[Collected data entries]
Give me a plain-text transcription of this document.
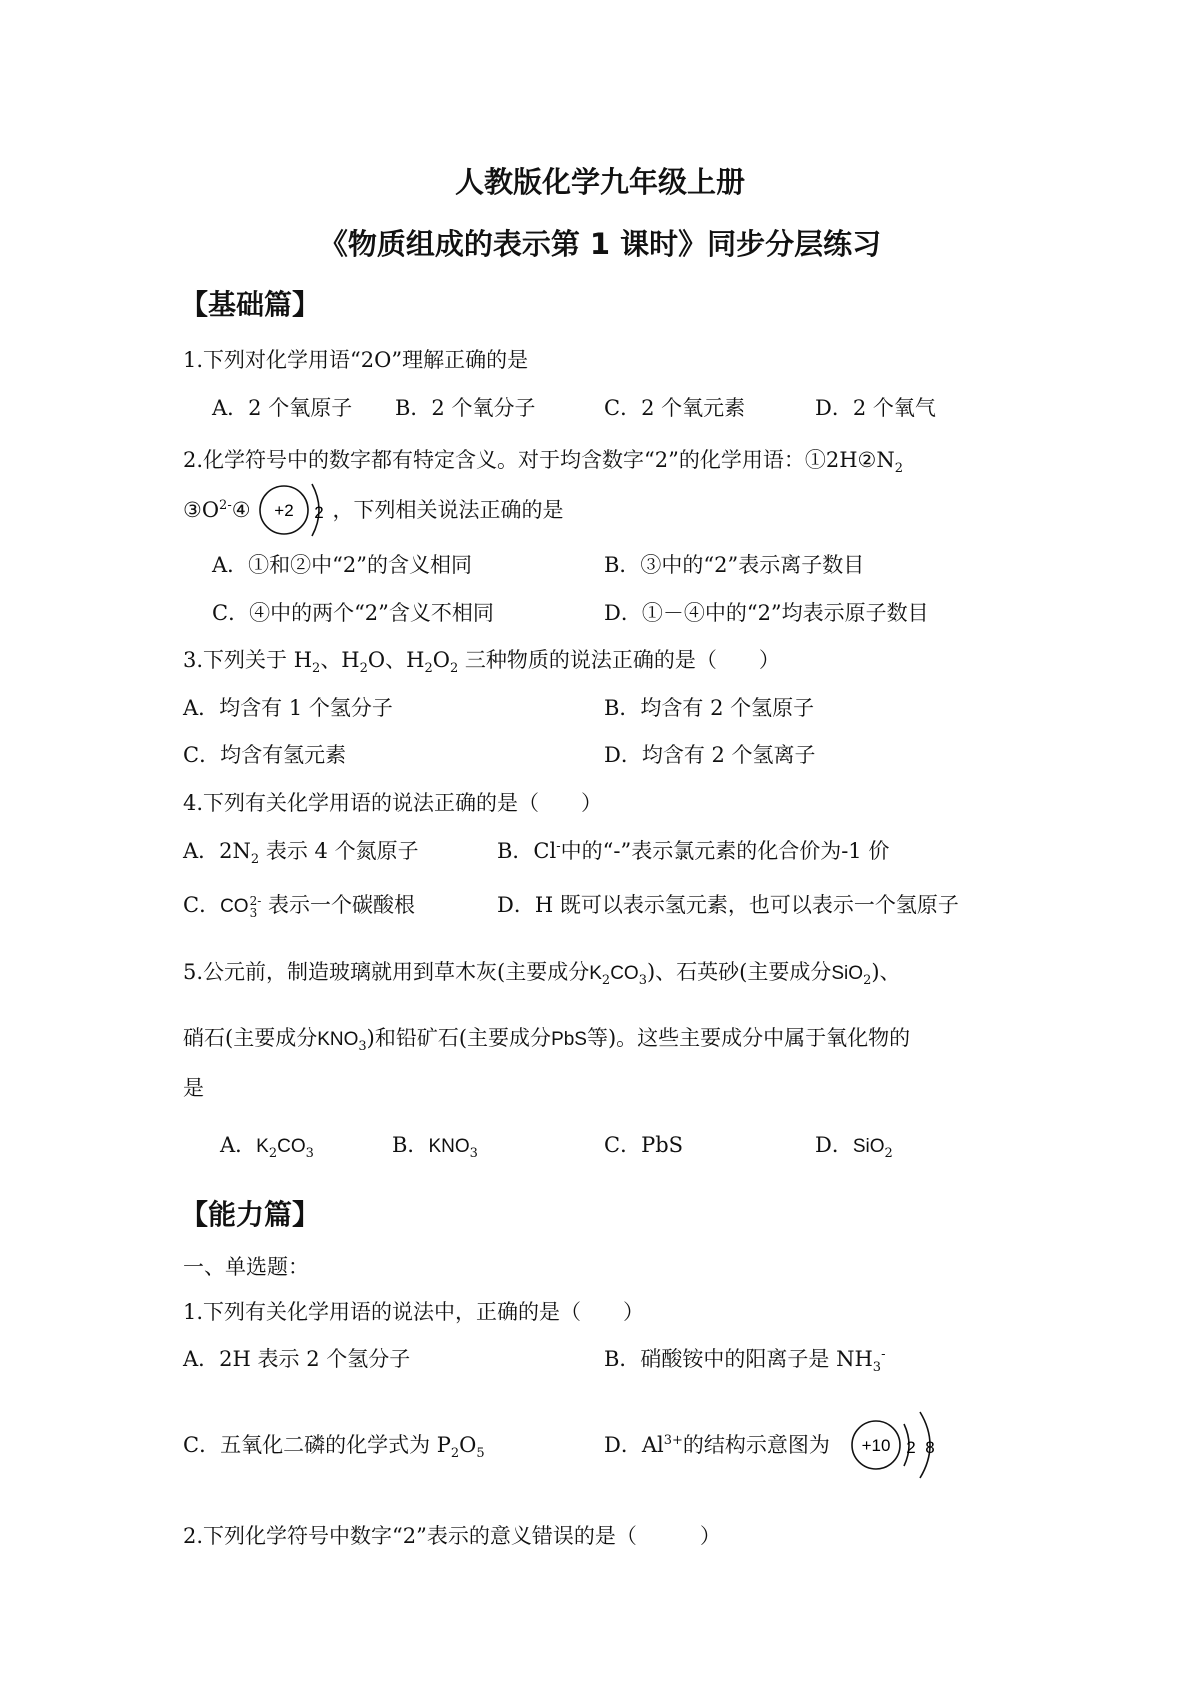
人教版化学九年级上册
《物质组成的表示第 1 课时》同步分层练习
【基础篇】
1.下列对化学用语“2O”理解正确的是
A．2 个氧原子 B．2 个氧分子	C．2 个氧元素	D．2 个氧气
2.化学符号中的数字都有特定含义。对于均含数字“2”的化学用语：$①2H②N_2$
$③O^{2-}④$	，下列相关说法正确的是
+2 2
A．①和②中“2”的含义相同	B．③中的“2”表示离子数目
C．④中的两个“2”含义不相同	D．①－④中的“2”均表示原子数目
3.下列关于 $H_2$、$H_2O$、$H_2O_2$ 三种物质的说法正确的是（　　）
A．均含有 1 个氢分子	B．均含有 2 个氢原子
C．均含有氢元素	D．均含有 2 个氢离子
4.下列有关化学用语的说法正确的是（　　）
A．$2N_2$ 表示 4 个氮原子	B．Cl-中的“-”表示氯元素的化合价为-1 价
C．CO 2-
3 表示一个碳酸根	D．H 既可以表示氢元素，也可以表示一个氢原子
5.公元前，制造玻璃就用到草木灰(主要成分$K_2CO_3$)、石英砂(主要成分SiO$_2$)、
硝石(主要成分$KNO_3$)和铅矿石(主要成分PbS等)。这些主要成分中属于氧化物的
是
A．$K_2CO_3$	B．$KNO_3$	C．PbS	D．SiO$_2$
【能力篇】
一、单选题：
1.下列有关化学用语的说法中，正确的是（　　）
A．2H 表示 2 个氢分子	B．硝酸铵中的阳离子是 $NH_3^-$
C．五氧化二磷的化学式为 $P_2O_5$	D．$Al^{3+}$的结构示意图为 +10 2 8
2.下列化学符号中数字“2”表示的意义错误的是（　　　）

- _Set exercise_
Note each line of the entries that has "主要成分" in it, and copy those lines.

- _Solution for this exercise_
5.公元前，制造玻璃就用到草木灰(主要成分$K_2CO_3$)、石英砂(主要成分SiO$_2$)、
硝石(主要成分$KNO_3$)和铅矿石(主要成分PbS等)。这些主要成分中属于氧化物的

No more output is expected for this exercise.